Give the data below again exactly as written, without its pictures.

═════ Excerpted records

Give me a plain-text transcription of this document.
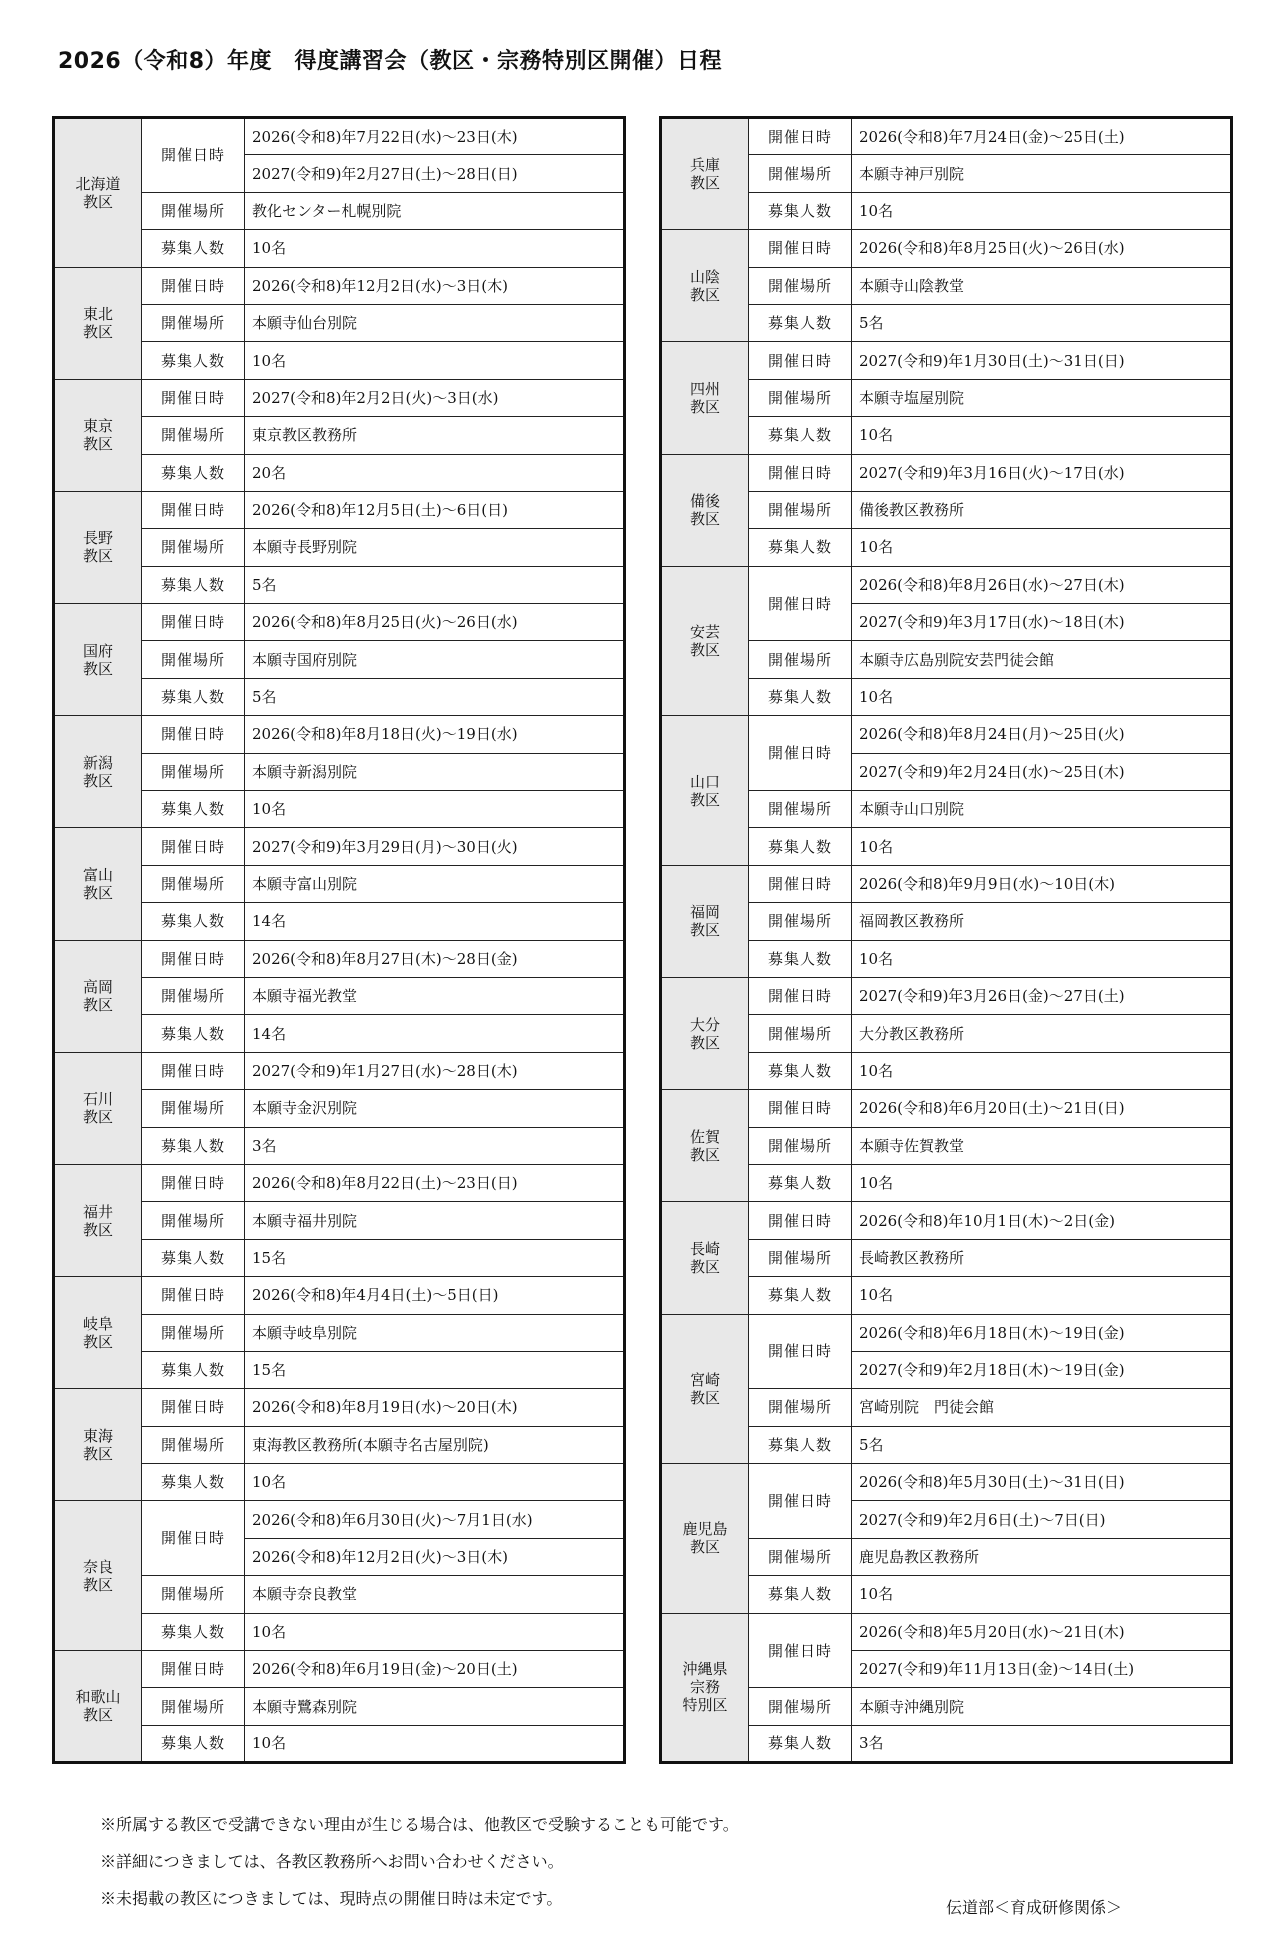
2026（令和8）年度　得度講習会（教区・宗務特別区開催）日程
北海道
教区	開催日時	2026(令和8)年7月22日(水)～23日(木)
		2027(令和9)年2月27日(土)～28日(日)
	開催場所	教化センター札幌別院
	募集人数	10名
東北
教区	開催日時	2026(令和8)年12月2日(水)～3日(木)
	開催場所	本願寺仙台別院
	募集人数	10名
東京
教区	開催日時	2027(令和8)年2月2日(火)～3日(水)
	開催場所	東京教区教務所
	募集人数	20名
長野
教区	開催日時	2026(令和8)年12月5日(土)～6日(日)
	開催場所	本願寺長野別院
	募集人数	5名
国府
教区	開催日時	2026(令和8)年8月25日(火)～26日(水)
	開催場所	本願寺国府別院
	募集人数	5名
新潟
教区	開催日時	2026(令和8)年8月18日(火)～19日(水)
	開催場所	本願寺新潟別院
	募集人数	10名
富山
教区	開催日時	2027(令和9)年3月29日(月)～30日(火)
	開催場所	本願寺富山別院
	募集人数	14名
高岡
教区	開催日時	2026(令和8)年8月27日(木)～28日(金)
	開催場所	本願寺福光教堂
	募集人数	14名
石川
教区	開催日時	2027(令和9)年1月27日(水)～28日(木)
	開催場所	本願寺金沢別院
	募集人数	3名
福井
教区	開催日時	2026(令和8)年8月22日(土)～23日(日)
	開催場所	本願寺福井別院
	募集人数	15名
岐阜
教区	開催日時	2026(令和8)年4月4日(土)～5日(日)
	開催場所	本願寺岐阜別院
	募集人数	15名
東海
教区	開催日時	2026(令和8)年8月19日(水)～20日(木)
	開催場所	東海教区教務所(本願寺名古屋別院)
	募集人数	10名
奈良
教区	開催日時	2026(令和8)年6月30日(火)～7月1日(水)
		2026(令和8)年12月2日(火)～3日(木)
	開催場所	本願寺奈良教堂
	募集人数	10名
和歌山
教区	開催日時	2026(令和8)年6月19日(金)～20日(土)
	開催場所	本願寺鷺森別院
	募集人数	10名
兵庫
教区	開催日時	2026(令和8)年7月24日(金)～25日(土)
	開催場所	本願寺神戸別院
	募集人数	10名
山陰
教区	開催日時	2026(令和8)年8月25日(火)～26日(水)
	開催場所	本願寺山陰教堂
	募集人数	5名
四州
教区	開催日時	2027(令和9)年1月30日(土)～31日(日)
	開催場所	本願寺塩屋別院
	募集人数	10名
備後
教区	開催日時	2027(令和9)年3月16日(火)～17日(水)
	開催場所	備後教区教務所
	募集人数	10名
安芸
教区	開催日時	2026(令和8)年8月26日(水)～27日(木)
		2027(令和9)年3月17日(水)～18日(木)
	開催場所	本願寺広島別院安芸門徒会館
	募集人数	10名
山口
教区	開催日時	2026(令和8)年8月24日(月)～25日(火)
		2027(令和9)年2月24日(水)～25日(木)
	開催場所	本願寺山口別院
	募集人数	10名
福岡
教区	開催日時	2026(令和8)年9月9日(水)～10日(木)
	開催場所	福岡教区教務所
	募集人数	10名
大分
教区	開催日時	2027(令和9)年3月26日(金)～27日(土)
	開催場所	大分教区教務所
	募集人数	10名
佐賀
教区	開催日時	2026(令和8)年6月20日(土)～21日(日)
	開催場所	本願寺佐賀教堂
	募集人数	10名
長崎
教区	開催日時	2026(令和8)年10月1日(木)～2日(金)
	開催場所	長崎教区教務所
	募集人数	10名
宮崎
教区	開催日時	2026(令和8)年6月18日(木)～19日(金)
		2027(令和9)年2月18日(木)～19日(金)
	開催場所	宮崎別院　門徒会館
	募集人数	5名
鹿児島
教区	開催日時	2026(令和8)年5月30日(土)～31日(日)
		2027(令和9)年2月6日(土)～7日(日)
	開催場所	鹿児島教区教務所
	募集人数	10名
沖縄県
宗務
特別区	開催日時	2026(令和8)年5月20日(水)～21日(木)
		2027(令和9)年11月13日(金)～14日(土)
	開催場所	本願寺沖縄別院
	募集人数	3名
※所属する教区で受講できない理由が生じる場合は、他教区で受験することも可能です。
※詳細につきましては、各教区教務所へお問い合わせください。
※未掲載の教区につきましては、現時点の開催日時は未定です。	伝道部＜育成研修関係＞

══════════

▸ **The solution**
Give me a plain-text transcription of this document.
2026（令和8）年度　得度講習会（教区・宗務特別区開催）日程
北海道
教区	開催日時	2026(令和8)年7月22日(水)～23日(木)
		2027(令和9)年2月27日(土)～28日(日)
	開催場所	教化センター札幌別院
	募集人数	10名
東北
教区	開催日時	2026(令和8)年12月2日(水)～3日(木)
	開催場所	本願寺仙台別院
	募集人数	10名
東京
教区	開催日時	2027(令和8)年2月2日(火)～3日(水)
	開催場所	東京教区教務所
	募集人数	20名
長野
教区	開催日時	2026(令和8)年12月5日(土)～6日(日)
	開催場所	本願寺長野別院
	募集人数	5名
国府
教区	開催日時	2026(令和8)年8月25日(火)～26日(水)
	開催場所	本願寺国府別院
	募集人数	5名
新潟
教区	開催日時	2026(令和8)年8月18日(火)～19日(水)
	開催場所	本願寺新潟別院
	募集人数	10名
富山
教区	開催日時	2027(令和9)年3月29日(月)～30日(火)
	開催場所	本願寺富山別院
	募集人数	14名
高岡
教区	開催日時	2026(令和8)年8月27日(木)～28日(金)
	開催場所	本願寺福光教堂
	募集人数	14名
石川
教区	開催日時	2027(令和9)年1月27日(水)～28日(木)
	開催場所	本願寺金沢別院
	募集人数	3名
福井
教区	開催日時	2026(令和8)年8月22日(土)～23日(日)
	開催場所	本願寺福井別院
	募集人数	15名
岐阜
教区	開催日時	2026(令和8)年4月4日(土)～5日(日)
	開催場所	本願寺岐阜別院
	募集人数	15名
東海
教区	開催日時	2026(令和8)年8月19日(水)～20日(木)
	開催場所	東海教区教務所(本願寺名古屋別院)
	募集人数	10名
奈良
教区	開催日時	2026(令和8)年6月30日(火)～7月1日(水)
		2026(令和8)年12月2日(火)～3日(木)
	開催場所	本願寺奈良教堂
	募集人数	10名
和歌山
教区	開催日時	2026(令和8)年6月19日(金)～20日(土)
	開催場所	本願寺鷺森別院
	募集人数	10名
兵庫
教区	開催日時	2026(令和8)年7月24日(金)～25日(土)
	開催場所	本願寺神戸別院
	募集人数	10名
山陰
教区	開催日時	2026(令和8)年8月25日(火)～26日(水)
	開催場所	本願寺山陰教堂
	募集人数	5名
四州
教区	開催日時	2027(令和9)年1月30日(土)～31日(日)
	開催場所	本願寺塩屋別院
	募集人数	10名
備後
教区	開催日時	2027(令和9)年3月16日(火)～17日(水)
	開催場所	備後教区教務所
	募集人数	10名
安芸
教区	開催日時	2026(令和8)年8月26日(水)～27日(木)
		2027(令和9)年3月17日(水)～18日(木)
	開催場所	本願寺広島別院安芸門徒会館
	募集人数	10名
山口
教区	開催日時	2026(令和8)年8月24日(月)～25日(火)
		2027(令和9)年2月24日(水)～25日(木)
	開催場所	本願寺山口別院
	募集人数	10名
福岡
教区	開催日時	2026(令和8)年9月9日(水)～10日(木)
	開催場所	福岡教区教務所
	募集人数	10名
大分
教区	開催日時	2027(令和9)年3月26日(金)～27日(土)
	開催場所	大分教区教務所
	募集人数	10名
佐賀
教区	開催日時	2026(令和8)年6月20日(土)～21日(日)
	開催場所	本願寺佐賀教堂
	募集人数	10名
長崎
教区	開催日時	2026(令和8)年10月1日(木)～2日(金)
	開催場所	長崎教区教務所
	募集人数	10名
宮崎
教区	開催日時	2026(令和8)年6月18日(木)～19日(金)
		2027(令和9)年2月18日(木)～19日(金)
	開催場所	宮崎別院　門徒会館
	募集人数	5名
鹿児島
教区	開催日時	2026(令和8)年5月30日(土)～31日(日)
		2027(令和9)年2月6日(土)～7日(日)
	開催場所	鹿児島教区教務所
	募集人数	10名
沖縄県
宗務
特別区	開催日時	2026(令和8)年5月20日(水)～21日(木)
		2027(令和9)年11月13日(金)～14日(土)
	開催場所	本願寺沖縄別院
	募集人数	3名
※所属する教区で受講できない理由が生じる場合は、他教区で受験することも可能です。
※詳細につきましては、各教区教務所へお問い合わせください。
※未掲載の教区につきましては、現時点の開催日時は未定です。	伝道部＜育成研修関係＞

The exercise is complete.